-- BEGIN Records provided --
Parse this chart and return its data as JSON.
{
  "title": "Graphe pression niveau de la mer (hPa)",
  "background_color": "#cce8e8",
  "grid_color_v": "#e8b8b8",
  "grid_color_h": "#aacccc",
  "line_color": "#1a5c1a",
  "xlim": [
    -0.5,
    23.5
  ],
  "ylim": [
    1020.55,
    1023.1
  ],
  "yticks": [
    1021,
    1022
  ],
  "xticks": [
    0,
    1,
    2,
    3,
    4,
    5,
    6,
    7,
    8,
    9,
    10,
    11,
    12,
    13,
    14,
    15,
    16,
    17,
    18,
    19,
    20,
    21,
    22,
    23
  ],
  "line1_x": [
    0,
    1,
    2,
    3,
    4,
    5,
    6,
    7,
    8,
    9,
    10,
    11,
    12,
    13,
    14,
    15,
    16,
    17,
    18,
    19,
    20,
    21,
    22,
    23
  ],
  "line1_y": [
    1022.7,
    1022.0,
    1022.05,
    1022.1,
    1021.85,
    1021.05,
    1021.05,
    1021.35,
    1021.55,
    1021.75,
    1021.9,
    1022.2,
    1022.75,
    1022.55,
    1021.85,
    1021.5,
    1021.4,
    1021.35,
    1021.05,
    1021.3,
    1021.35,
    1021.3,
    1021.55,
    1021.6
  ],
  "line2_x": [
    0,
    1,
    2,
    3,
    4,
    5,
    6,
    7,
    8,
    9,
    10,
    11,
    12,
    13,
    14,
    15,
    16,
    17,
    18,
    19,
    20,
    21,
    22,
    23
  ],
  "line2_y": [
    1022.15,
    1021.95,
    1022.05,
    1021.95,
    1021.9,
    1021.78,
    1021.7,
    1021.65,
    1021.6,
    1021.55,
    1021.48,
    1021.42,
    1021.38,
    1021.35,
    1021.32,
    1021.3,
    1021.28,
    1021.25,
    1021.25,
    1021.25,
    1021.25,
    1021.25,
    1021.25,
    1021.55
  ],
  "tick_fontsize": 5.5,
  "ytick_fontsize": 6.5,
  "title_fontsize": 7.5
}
-- END Records provided --
# [Given problem]
Extract every record and return it verbatim.

# [The output]
Parse this chart and return its data as JSON.
{
  "title": "Graphe pression niveau de la mer (hPa)",
  "background_color": "#cce8e8",
  "grid_color_v": "#e8b8b8",
  "grid_color_h": "#aacccc",
  "line_color": "#1a5c1a",
  "xlim": [
    -0.5,
    23.5
  ],
  "ylim": [
    1020.55,
    1023.1
  ],
  "yticks": [
    1021,
    1022
  ],
  "xticks": [
    0,
    1,
    2,
    3,
    4,
    5,
    6,
    7,
    8,
    9,
    10,
    11,
    12,
    13,
    14,
    15,
    16,
    17,
    18,
    19,
    20,
    21,
    22,
    23
  ],
  "line1_x": [
    0,
    1,
    2,
    3,
    4,
    5,
    6,
    7,
    8,
    9,
    10,
    11,
    12,
    13,
    14,
    15,
    16,
    17,
    18,
    19,
    20,
    21,
    22,
    23
  ],
  "line1_y": [
    1022.7,
    1022.0,
    1022.05,
    1022.1,
    1021.85,
    1021.05,
    1021.05,
    1021.35,
    1021.55,
    1021.75,
    1021.9,
    1022.2,
    1022.75,
    1022.55,
    1021.85,
    1021.5,
    1021.4,
    1021.35,
    1021.05,
    1021.3,
    1021.35,
    1021.3,
    1021.55,
    1021.6
  ],
  "line2_x": [
    0,
    1,
    2,
    3,
    4,
    5,
    6,
    7,
    8,
    9,
    10,
    11,
    12,
    13,
    14,
    15,
    16,
    17,
    18,
    19,
    20,
    21,
    22,
    23
  ],
  "line2_y": [
    1022.15,
    1021.95,
    1022.05,
    1021.95,
    1021.9,
    1021.78,
    1021.7,
    1021.65,
    1021.6,
    1021.55,
    1021.48,
    1021.42,
    1021.38,
    1021.35,
    1021.32,
    1021.3,
    1021.28,
    1021.25,
    1021.25,
    1021.25,
    1021.25,
    1021.25,
    1021.25,
    1021.55
  ],
  "tick_fontsize": 5.5,
  "ytick_fontsize": 6.5,
  "title_fontsize": 7.5
}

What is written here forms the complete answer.